BEGIN DATASET CONTENT

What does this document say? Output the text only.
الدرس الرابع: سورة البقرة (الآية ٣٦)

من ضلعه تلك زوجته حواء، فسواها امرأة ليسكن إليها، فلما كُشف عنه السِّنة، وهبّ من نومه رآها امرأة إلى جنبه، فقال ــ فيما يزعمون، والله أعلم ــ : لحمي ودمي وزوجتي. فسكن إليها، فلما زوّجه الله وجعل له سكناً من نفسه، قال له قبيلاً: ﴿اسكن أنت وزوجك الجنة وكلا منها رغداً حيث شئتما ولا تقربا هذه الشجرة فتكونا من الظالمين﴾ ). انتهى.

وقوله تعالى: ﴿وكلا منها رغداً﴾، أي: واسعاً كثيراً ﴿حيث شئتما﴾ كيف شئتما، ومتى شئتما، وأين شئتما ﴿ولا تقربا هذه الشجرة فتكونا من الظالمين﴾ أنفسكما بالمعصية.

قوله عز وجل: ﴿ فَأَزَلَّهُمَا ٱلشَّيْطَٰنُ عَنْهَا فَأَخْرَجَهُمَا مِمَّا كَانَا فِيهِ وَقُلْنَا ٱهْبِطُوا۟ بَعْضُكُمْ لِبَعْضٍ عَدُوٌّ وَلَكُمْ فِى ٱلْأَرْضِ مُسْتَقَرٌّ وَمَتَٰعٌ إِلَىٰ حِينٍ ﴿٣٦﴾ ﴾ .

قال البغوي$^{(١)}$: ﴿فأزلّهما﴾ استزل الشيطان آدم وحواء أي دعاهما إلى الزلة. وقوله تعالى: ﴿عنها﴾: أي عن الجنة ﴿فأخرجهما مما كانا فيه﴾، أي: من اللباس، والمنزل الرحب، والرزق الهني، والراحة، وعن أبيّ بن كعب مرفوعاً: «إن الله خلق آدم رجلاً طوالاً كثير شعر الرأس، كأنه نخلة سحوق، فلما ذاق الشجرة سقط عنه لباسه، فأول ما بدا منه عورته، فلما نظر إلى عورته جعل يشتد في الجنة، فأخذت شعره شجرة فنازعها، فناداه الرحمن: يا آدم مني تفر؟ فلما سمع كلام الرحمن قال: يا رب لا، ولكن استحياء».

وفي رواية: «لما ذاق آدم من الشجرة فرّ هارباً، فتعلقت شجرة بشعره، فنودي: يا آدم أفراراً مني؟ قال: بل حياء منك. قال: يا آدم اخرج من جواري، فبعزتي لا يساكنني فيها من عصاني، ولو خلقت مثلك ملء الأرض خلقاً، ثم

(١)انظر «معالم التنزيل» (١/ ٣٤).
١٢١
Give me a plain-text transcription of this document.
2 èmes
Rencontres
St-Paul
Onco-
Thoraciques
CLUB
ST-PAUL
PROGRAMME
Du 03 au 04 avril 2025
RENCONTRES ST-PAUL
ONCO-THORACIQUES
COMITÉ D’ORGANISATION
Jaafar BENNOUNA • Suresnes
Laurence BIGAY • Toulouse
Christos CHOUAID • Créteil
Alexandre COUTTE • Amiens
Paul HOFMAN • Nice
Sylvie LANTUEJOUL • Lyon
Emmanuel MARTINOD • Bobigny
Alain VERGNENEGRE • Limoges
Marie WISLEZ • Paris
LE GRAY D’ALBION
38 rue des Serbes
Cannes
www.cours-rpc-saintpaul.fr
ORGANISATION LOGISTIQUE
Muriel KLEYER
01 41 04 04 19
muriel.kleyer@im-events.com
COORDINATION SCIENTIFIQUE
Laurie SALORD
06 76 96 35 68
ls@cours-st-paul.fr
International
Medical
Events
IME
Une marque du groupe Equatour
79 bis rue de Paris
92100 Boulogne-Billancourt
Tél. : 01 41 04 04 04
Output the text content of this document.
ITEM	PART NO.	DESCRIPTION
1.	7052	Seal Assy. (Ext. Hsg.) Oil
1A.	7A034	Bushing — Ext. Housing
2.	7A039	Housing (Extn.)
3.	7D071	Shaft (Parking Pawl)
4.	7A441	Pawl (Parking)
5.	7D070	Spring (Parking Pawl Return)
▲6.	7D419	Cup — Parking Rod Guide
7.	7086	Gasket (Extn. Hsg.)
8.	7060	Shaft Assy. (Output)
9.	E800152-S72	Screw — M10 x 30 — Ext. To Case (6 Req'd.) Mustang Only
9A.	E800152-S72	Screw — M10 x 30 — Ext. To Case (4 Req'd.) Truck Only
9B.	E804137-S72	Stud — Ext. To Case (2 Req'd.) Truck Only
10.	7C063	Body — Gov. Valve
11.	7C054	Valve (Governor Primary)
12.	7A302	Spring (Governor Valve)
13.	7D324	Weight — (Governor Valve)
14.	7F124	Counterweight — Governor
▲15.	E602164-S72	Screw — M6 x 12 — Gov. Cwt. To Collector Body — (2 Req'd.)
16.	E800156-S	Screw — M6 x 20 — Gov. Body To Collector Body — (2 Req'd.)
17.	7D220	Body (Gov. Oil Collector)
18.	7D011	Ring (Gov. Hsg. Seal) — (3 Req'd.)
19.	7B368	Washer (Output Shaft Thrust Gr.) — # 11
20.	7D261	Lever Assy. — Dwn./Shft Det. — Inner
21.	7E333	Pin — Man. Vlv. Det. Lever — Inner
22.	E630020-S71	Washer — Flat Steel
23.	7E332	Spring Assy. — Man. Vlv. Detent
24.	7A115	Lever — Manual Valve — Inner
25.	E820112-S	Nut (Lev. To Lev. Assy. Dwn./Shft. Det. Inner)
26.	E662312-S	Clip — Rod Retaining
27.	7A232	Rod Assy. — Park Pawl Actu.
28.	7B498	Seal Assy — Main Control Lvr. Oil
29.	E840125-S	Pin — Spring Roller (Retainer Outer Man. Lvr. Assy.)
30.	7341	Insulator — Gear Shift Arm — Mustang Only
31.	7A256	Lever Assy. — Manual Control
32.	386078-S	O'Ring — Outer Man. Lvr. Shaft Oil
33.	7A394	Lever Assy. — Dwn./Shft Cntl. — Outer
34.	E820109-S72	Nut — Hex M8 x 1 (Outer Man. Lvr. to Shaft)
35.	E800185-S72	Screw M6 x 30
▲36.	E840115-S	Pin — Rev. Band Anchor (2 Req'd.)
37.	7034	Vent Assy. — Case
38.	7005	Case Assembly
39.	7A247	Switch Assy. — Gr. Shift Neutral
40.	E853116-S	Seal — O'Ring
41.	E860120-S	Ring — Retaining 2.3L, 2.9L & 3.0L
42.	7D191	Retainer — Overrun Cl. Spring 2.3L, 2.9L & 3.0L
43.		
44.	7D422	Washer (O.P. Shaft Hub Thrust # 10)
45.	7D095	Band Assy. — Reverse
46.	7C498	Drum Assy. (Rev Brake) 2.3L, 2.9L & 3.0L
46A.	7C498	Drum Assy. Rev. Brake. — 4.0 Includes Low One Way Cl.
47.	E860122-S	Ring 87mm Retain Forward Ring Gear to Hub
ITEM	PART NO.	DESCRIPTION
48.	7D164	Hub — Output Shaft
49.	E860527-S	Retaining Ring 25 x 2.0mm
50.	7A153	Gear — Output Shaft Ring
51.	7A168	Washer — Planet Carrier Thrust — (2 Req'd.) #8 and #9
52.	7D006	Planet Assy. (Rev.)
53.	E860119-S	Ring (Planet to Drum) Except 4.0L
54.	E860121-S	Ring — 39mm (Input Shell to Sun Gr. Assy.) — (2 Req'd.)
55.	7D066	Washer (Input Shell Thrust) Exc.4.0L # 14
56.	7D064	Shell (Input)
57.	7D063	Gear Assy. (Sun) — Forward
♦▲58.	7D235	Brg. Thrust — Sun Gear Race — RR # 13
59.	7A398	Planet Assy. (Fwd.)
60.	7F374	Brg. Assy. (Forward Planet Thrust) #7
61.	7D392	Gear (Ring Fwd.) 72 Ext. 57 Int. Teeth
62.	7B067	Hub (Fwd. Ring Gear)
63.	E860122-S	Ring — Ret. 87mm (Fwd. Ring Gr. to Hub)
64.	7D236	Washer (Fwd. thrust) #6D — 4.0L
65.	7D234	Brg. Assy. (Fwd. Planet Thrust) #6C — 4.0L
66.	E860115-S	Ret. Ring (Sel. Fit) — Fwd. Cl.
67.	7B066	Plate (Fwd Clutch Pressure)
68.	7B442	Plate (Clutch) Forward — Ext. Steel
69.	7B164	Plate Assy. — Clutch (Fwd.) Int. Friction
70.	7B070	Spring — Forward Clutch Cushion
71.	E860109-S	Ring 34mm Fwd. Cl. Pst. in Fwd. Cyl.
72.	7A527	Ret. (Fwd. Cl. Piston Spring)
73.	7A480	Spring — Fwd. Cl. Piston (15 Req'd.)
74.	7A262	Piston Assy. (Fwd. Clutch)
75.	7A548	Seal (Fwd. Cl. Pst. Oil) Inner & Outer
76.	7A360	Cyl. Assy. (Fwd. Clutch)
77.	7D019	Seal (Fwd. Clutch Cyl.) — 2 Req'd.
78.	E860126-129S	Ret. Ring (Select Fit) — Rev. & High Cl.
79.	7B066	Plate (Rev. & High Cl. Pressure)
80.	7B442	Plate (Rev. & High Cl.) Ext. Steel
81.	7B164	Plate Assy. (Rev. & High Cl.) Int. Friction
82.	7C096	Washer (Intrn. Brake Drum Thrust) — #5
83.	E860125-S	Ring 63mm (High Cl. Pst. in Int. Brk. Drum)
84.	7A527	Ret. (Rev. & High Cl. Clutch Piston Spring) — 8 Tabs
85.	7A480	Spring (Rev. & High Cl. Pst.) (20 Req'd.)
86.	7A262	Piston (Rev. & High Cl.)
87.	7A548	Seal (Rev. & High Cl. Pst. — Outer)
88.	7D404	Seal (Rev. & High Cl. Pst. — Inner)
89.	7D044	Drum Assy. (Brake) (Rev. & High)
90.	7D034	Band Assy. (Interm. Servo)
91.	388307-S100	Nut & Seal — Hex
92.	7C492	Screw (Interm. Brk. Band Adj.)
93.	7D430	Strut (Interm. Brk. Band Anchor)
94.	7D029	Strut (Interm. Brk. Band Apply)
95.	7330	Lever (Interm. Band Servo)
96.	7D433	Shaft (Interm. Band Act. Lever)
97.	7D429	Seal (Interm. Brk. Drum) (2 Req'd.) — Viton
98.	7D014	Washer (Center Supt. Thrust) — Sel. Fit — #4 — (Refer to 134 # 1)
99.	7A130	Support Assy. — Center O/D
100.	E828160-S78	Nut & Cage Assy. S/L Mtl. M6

END DATASET CONTENT

## WHAT TO PRODUCE
Track down every line with the word "Retainer" and copy it.

## TASK ANSWER
29.	E840125-S	Pin — Spring Roller (Retainer Outer Man. Lvr. Assy.)
42.	7D191	Retainer — Overrun Cl. Spring 2.3L, 2.9L & 3.0L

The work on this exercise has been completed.